REQUIREMENTS
What follows is a set of records, each of which is to be written out exactly.
★ ★ ★ ★ ★ ★ ★
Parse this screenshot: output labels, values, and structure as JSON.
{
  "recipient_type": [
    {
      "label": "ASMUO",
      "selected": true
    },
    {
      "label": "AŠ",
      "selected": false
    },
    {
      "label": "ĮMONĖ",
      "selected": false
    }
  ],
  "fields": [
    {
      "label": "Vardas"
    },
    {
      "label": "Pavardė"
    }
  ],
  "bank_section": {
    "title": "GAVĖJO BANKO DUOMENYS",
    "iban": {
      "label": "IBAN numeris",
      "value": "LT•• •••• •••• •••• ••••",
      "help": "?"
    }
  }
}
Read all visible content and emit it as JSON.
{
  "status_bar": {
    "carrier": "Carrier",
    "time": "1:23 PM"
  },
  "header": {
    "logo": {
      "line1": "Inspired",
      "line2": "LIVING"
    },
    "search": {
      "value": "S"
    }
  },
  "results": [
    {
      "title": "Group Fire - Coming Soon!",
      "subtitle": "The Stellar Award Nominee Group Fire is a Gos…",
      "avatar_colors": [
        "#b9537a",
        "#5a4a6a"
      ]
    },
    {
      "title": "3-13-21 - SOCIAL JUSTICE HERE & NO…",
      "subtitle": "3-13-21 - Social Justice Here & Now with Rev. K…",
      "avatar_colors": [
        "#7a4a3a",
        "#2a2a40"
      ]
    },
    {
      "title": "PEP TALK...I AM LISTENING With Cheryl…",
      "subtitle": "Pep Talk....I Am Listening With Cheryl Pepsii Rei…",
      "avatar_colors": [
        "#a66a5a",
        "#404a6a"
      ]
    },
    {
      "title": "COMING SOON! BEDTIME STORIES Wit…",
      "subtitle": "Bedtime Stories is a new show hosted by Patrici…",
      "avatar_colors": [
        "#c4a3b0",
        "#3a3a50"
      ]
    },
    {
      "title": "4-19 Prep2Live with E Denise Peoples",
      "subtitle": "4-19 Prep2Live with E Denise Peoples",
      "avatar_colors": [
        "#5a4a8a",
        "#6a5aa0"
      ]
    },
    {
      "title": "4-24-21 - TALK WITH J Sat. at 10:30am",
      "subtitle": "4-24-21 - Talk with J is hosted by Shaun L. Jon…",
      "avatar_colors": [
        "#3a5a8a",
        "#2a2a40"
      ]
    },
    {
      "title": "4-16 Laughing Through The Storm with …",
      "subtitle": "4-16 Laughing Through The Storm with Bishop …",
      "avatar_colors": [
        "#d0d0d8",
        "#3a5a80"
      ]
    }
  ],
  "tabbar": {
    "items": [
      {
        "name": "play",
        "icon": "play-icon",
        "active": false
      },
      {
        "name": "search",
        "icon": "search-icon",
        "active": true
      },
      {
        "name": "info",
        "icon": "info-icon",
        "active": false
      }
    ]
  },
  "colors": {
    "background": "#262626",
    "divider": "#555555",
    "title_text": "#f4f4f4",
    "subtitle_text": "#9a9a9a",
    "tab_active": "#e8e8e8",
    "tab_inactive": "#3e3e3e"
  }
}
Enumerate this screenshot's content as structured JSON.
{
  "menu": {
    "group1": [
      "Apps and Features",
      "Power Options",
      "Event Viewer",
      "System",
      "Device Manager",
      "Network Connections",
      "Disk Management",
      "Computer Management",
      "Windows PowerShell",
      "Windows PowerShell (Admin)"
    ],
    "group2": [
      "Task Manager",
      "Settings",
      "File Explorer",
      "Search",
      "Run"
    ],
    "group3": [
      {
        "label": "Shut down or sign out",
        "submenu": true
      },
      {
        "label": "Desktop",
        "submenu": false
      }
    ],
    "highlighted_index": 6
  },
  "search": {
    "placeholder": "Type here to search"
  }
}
★ ★ ★ ★ ★ ★ ★
TASK OUTPUT
Parse this screenshot: output labels, values, and structure as JSON.
{
  "recipient_type": [
    {
      "label": "ASMUO",
      "selected": true
    },
    {
      "label": "AŠ",
      "selected": false
    },
    {
      "label": "ĮMONĖ",
      "selected": false
    }
  ],
  "fields": [
    {
      "label": "Vardas"
    },
    {
      "label": "Pavardė"
    }
  ],
  "bank_section": {
    "title": "GAVĖJO BANKO DUOMENYS",
    "iban": {
      "label": "IBAN numeris",
      "value": "LT•• •••• •••• •••• ••••",
      "help": "?"
    }
  }
}
Read all visible content and emit it as JSON.
{
  "status_bar": {
    "carrier": "Carrier",
    "time": "1:23 PM"
  },
  "header": {
    "logo": {
      "line1": "Inspired",
      "line2": "LIVING"
    },
    "search": {
      "value": "S"
    }
  },
  "results": [
    {
      "title": "Group Fire - Coming Soon!",
      "subtitle": "The Stellar Award Nominee Group Fire is a Gos…",
      "avatar_colors": [
        "#b9537a",
        "#5a4a6a"
      ]
    },
    {
      "title": "3-13-21 - SOCIAL JUSTICE HERE & NO…",
      "subtitle": "3-13-21 - Social Justice Here & Now with Rev. K…",
      "avatar_colors": [
        "#7a4a3a",
        "#2a2a40"
      ]
    },
    {
      "title": "PEP TALK...I AM LISTENING With Cheryl…",
      "subtitle": "Pep Talk....I Am Listening With Cheryl Pepsii Rei…",
      "avatar_colors": [
        "#a66a5a",
        "#404a6a"
      ]
    },
    {
      "title": "COMING SOON! BEDTIME STORIES Wit…",
      "subtitle": "Bedtime Stories is a new show hosted by Patrici…",
      "avatar_colors": [
        "#c4a3b0",
        "#3a3a50"
      ]
    },
    {
      "title": "4-19 Prep2Live with E Denise Peoples",
      "subtitle": "4-19 Prep2Live with E Denise Peoples",
      "avatar_colors": [
        "#5a4a8a",
        "#6a5aa0"
      ]
    },
    {
      "title": "4-24-21 - TALK WITH J Sat. at 10:30am",
      "subtitle": "4-24-21 - Talk with J is hosted by Shaun L. Jon…",
      "avatar_colors": [
        "#3a5a8a",
        "#2a2a40"
      ]
    },
    {
      "title": "4-16 Laughing Through The Storm with …",
      "subtitle": "4-16 Laughing Through The Storm with Bishop …",
      "avatar_colors": [
        "#d0d0d8",
        "#3a5a80"
      ]
    }
  ],
  "tabbar": {
    "items": [
      {
        "name": "play",
        "icon": "play-icon",
        "active": false
      },
      {
        "name": "search",
        "icon": "search-icon",
        "active": true
      },
      {
        "name": "info",
        "icon": "info-icon",
        "active": false
      }
    ]
  },
  "colors": {
    "background": "#262626",
    "divider": "#555555",
    "title_text": "#f4f4f4",
    "subtitle_text": "#9a9a9a",
    "tab_active": "#e8e8e8",
    "tab_inactive": "#3e3e3e"
  }
}
Enumerate this screenshot's content as structured JSON.
{
  "menu": {
    "group1": [
      "Apps and Features",
      "Power Options",
      "Event Viewer",
      "System",
      "Device Manager",
      "Network Connections",
      "Disk Management",
      "Computer Management",
      "Windows PowerShell",
      "Windows PowerShell (Admin)"
    ],
    "group2": [
      "Task Manager",
      "Settings",
      "File Explorer",
      "Search",
      "Run"
    ],
    "group3": [
      {
        "label": "Shut down or sign out",
        "submenu": true
      },
      {
        "label": "Desktop",
        "submenu": false
      }
    ],
    "highlighted_index": 6
  },
  "search": {
    "placeholder": "Type here to search"
  }
}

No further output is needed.